▶ _Work instructions_: Carry none of the pictures over; write out the complete data exactly.

(Stored items from a collection)
————

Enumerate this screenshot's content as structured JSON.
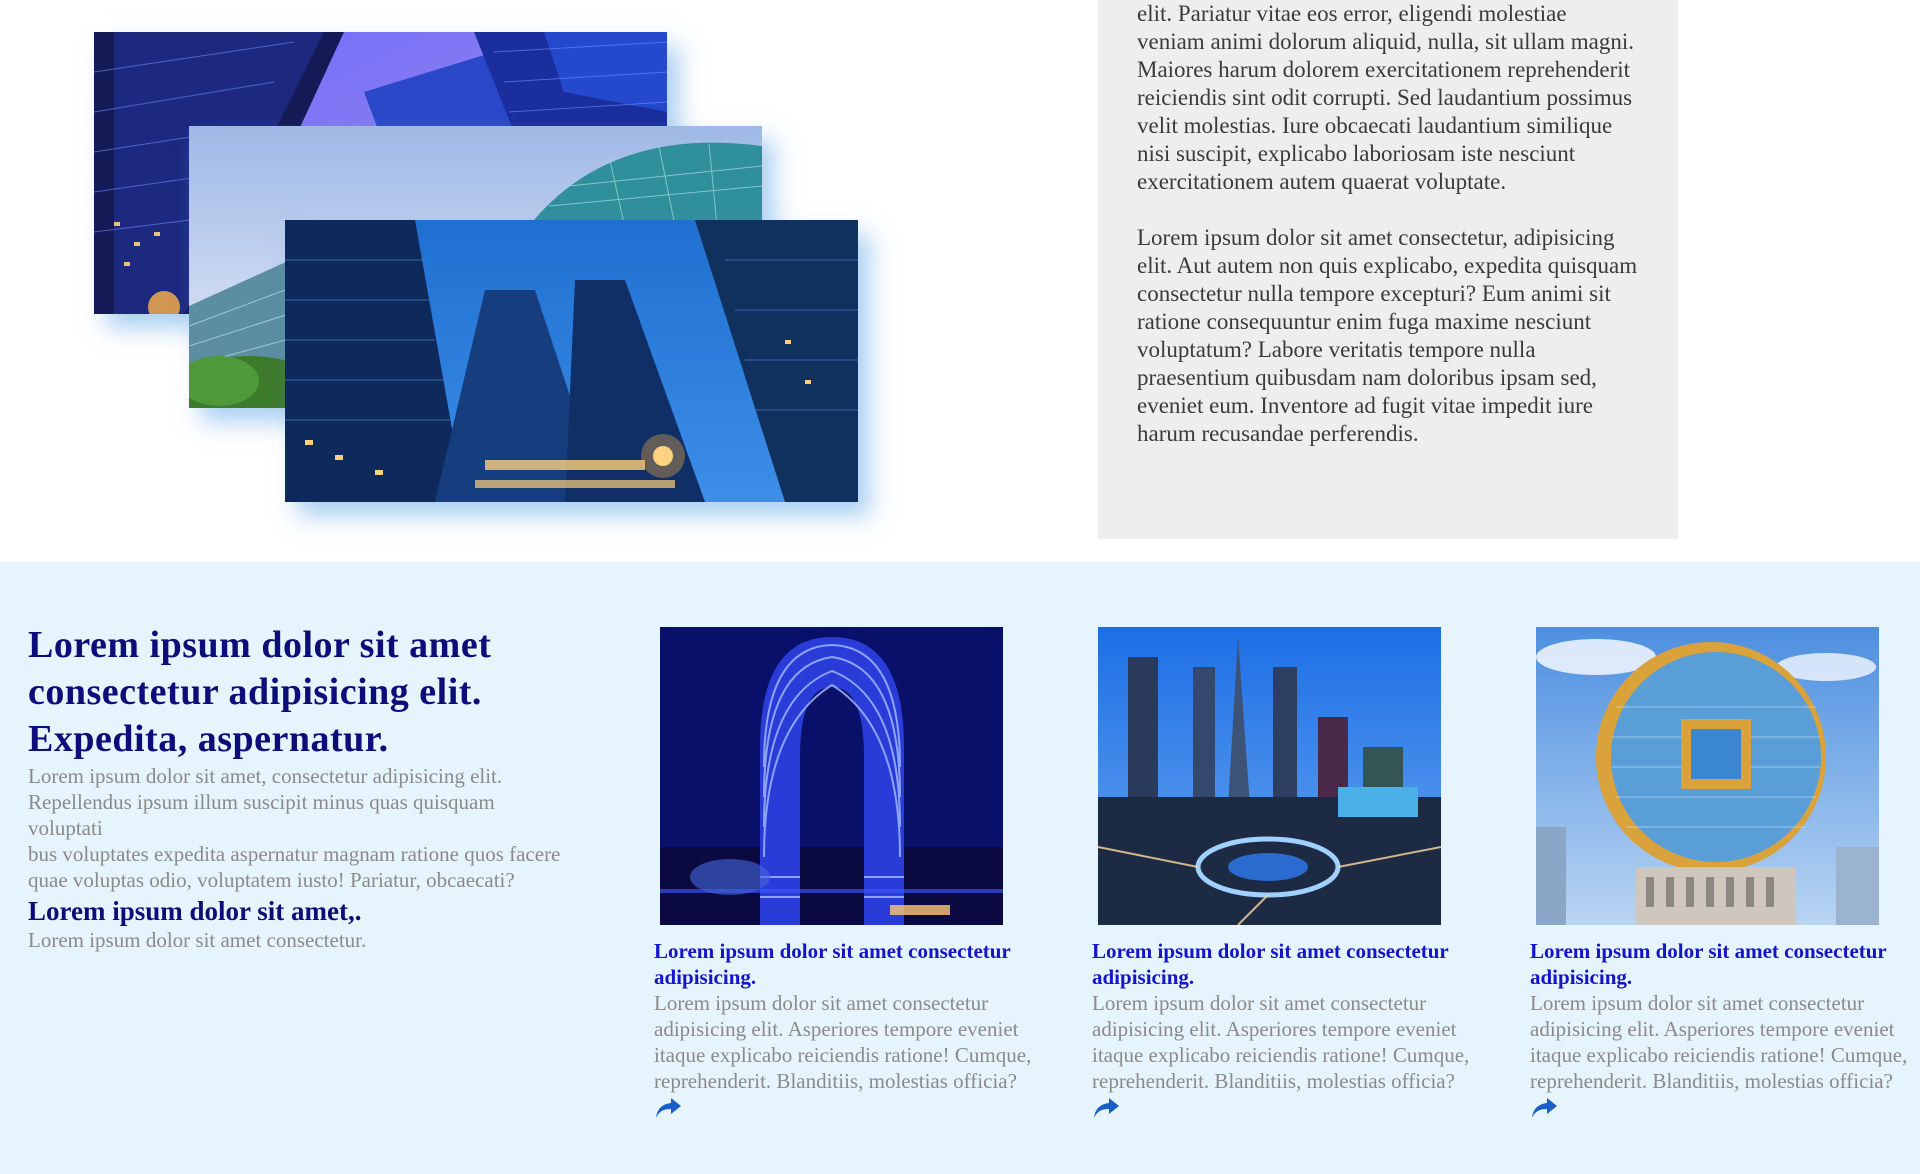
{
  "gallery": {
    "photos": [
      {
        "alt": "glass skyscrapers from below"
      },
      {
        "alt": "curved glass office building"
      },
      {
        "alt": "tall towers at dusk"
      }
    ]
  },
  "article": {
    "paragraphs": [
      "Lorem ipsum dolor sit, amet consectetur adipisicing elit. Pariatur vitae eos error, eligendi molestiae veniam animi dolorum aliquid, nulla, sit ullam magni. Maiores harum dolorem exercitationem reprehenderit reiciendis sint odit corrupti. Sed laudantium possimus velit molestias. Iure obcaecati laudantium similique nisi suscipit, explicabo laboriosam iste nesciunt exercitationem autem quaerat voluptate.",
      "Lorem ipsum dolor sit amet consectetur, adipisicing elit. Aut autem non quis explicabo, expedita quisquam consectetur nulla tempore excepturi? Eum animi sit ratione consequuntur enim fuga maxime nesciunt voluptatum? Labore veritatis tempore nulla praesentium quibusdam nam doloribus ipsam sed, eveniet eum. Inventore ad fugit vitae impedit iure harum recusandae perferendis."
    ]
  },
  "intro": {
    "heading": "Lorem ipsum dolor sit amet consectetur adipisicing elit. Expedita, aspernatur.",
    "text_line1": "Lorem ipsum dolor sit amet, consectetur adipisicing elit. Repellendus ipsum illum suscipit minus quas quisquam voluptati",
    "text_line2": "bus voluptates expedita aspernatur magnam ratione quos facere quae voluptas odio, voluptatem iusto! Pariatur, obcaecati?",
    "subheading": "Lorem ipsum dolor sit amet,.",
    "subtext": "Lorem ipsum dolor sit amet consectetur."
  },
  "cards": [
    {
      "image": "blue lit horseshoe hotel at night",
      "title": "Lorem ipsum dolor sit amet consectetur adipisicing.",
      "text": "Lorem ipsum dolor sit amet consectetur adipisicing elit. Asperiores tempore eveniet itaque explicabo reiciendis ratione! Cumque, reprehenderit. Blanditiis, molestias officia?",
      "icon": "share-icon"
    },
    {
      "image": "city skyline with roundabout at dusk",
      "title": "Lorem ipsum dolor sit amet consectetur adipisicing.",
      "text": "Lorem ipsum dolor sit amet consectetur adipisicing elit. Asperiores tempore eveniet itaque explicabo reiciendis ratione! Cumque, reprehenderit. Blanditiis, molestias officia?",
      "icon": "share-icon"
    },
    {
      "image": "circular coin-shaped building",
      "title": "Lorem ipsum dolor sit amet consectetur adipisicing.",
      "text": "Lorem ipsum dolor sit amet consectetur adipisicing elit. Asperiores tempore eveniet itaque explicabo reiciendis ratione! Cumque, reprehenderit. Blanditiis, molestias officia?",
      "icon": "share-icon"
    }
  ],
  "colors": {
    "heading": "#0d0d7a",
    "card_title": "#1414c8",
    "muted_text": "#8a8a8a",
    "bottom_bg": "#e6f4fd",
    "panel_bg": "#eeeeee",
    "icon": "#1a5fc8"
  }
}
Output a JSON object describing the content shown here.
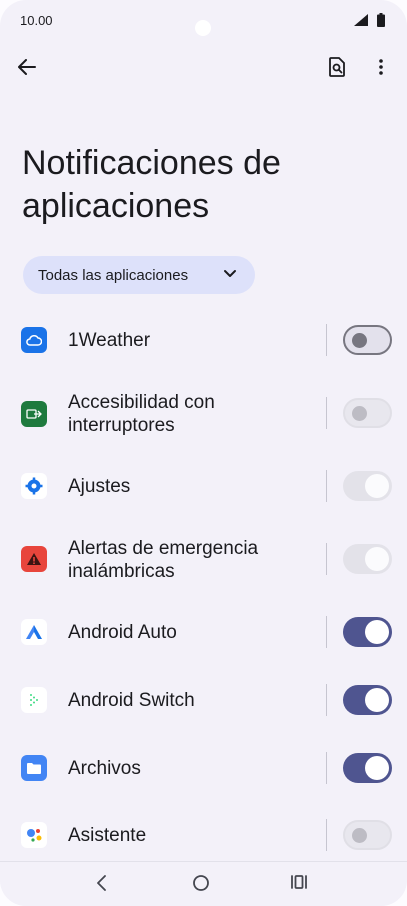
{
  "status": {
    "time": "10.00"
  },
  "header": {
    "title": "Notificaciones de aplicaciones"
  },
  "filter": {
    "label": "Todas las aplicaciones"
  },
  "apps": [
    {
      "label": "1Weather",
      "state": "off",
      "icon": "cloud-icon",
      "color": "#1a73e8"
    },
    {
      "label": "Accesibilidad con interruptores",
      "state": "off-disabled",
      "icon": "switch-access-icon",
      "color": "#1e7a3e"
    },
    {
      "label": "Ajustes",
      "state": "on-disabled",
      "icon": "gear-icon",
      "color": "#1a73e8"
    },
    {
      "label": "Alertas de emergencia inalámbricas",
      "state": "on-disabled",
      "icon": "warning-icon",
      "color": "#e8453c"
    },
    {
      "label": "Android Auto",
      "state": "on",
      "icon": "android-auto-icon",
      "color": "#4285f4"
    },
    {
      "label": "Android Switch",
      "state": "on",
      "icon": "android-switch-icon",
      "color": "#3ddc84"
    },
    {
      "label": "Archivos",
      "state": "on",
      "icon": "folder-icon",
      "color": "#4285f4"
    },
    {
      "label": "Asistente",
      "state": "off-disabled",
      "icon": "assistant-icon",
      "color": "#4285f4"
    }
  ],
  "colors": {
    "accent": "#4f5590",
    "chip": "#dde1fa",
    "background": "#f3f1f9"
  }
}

————

▶ _Result below_:
Enumerate this screenshot's content as structured JSON.
{
  "gallery": {
    "photos": [
      {
        "alt": "glass skyscrapers from below"
      },
      {
        "alt": "curved glass office building"
      },
      {
        "alt": "tall towers at dusk"
      }
    ]
  },
  "article": {
    "paragraphs": [
      "Lorem ipsum dolor sit, amet consectetur adipisicing elit. Pariatur vitae eos error, eligendi molestiae veniam animi dolorum aliquid, nulla, sit ullam magni. Maiores harum dolorem exercitationem reprehenderit reiciendis sint odit corrupti. Sed laudantium possimus velit molestias. Iure obcaecati laudantium similique nisi suscipit, explicabo laboriosam iste nesciunt exercitationem autem quaerat voluptate.",
      "Lorem ipsum dolor sit amet consectetur, adipisicing elit. Aut autem non quis explicabo, expedita quisquam consectetur nulla tempore excepturi? Eum animi sit ratione consequuntur enim fuga maxime nesciunt voluptatum? Labore veritatis tempore nulla praesentium quibusdam nam doloribus ipsam sed, eveniet eum. Inventore ad fugit vitae impedit iure harum recusandae perferendis."
    ]
  },
  "intro": {
    "heading": "Lorem ipsum dolor sit amet consectetur adipisicing elit. Expedita, aspernatur.",
    "text_line1": "Lorem ipsum dolor sit amet, consectetur adipisicing elit. Repellendus ipsum illum suscipit minus quas quisquam voluptati",
    "text_line2": "bus voluptates expedita aspernatur magnam ratione quos facere quae voluptas odio, voluptatem iusto! Pariatur, obcaecati?",
    "subheading": "Lorem ipsum dolor sit amet,.",
    "subtext": "Lorem ipsum dolor sit amet consectetur."
  },
  "cards": [
    {
      "image": "blue lit horseshoe hotel at night",
      "title": "Lorem ipsum dolor sit amet consectetur adipisicing.",
      "text": "Lorem ipsum dolor sit amet consectetur adipisicing elit. Asperiores tempore eveniet itaque explicabo reiciendis ratione! Cumque, reprehenderit. Blanditiis, molestias officia?",
      "icon": "share-icon"
    },
    {
      "image": "city skyline with roundabout at dusk",
      "title": "Lorem ipsum dolor sit amet consectetur adipisicing.",
      "text": "Lorem ipsum dolor sit amet consectetur adipisicing elit. Asperiores tempore eveniet itaque explicabo reiciendis ratione! Cumque, reprehenderit. Blanditiis, molestias officia?",
      "icon": "share-icon"
    },
    {
      "image": "circular coin-shaped building",
      "title": "Lorem ipsum dolor sit amet consectetur adipisicing.",
      "text": "Lorem ipsum dolor sit amet consectetur adipisicing elit. Asperiores tempore eveniet itaque explicabo reiciendis ratione! Cumque, reprehenderit. Blanditiis, molestias officia?",
      "icon": "share-icon"
    }
  ],
  "colors": {
    "heading": "#0d0d7a",
    "card_title": "#1414c8",
    "muted_text": "#8a8a8a",
    "bottom_bg": "#e6f4fd",
    "panel_bg": "#eeeeee",
    "icon": "#1a5fc8"
  }
}
Output a JSON object describing the content shown here.
{
  "status": {
    "time": "10.00"
  },
  "header": {
    "title": "Notificaciones de aplicaciones"
  },
  "filter": {
    "label": "Todas las aplicaciones"
  },
  "apps": [
    {
      "label": "1Weather",
      "state": "off",
      "icon": "cloud-icon",
      "color": "#1a73e8"
    },
    {
      "label": "Accesibilidad con interruptores",
      "state": "off-disabled",
      "icon": "switch-access-icon",
      "color": "#1e7a3e"
    },
    {
      "label": "Ajustes",
      "state": "on-disabled",
      "icon": "gear-icon",
      "color": "#1a73e8"
    },
    {
      "label": "Alertas de emergencia inalámbricas",
      "state": "on-disabled",
      "icon": "warning-icon",
      "color": "#e8453c"
    },
    {
      "label": "Android Auto",
      "state": "on",
      "icon": "android-auto-icon",
      "color": "#4285f4"
    },
    {
      "label": "Android Switch",
      "state": "on",
      "icon": "android-switch-icon",
      "color": "#3ddc84"
    },
    {
      "label": "Archivos",
      "state": "on",
      "icon": "folder-icon",
      "color": "#4285f4"
    },
    {
      "label": "Asistente",
      "state": "off-disabled",
      "icon": "assistant-icon",
      "color": "#4285f4"
    }
  ],
  "colors": {
    "accent": "#4f5590",
    "chip": "#dde1fa",
    "background": "#f3f1f9"
  }
}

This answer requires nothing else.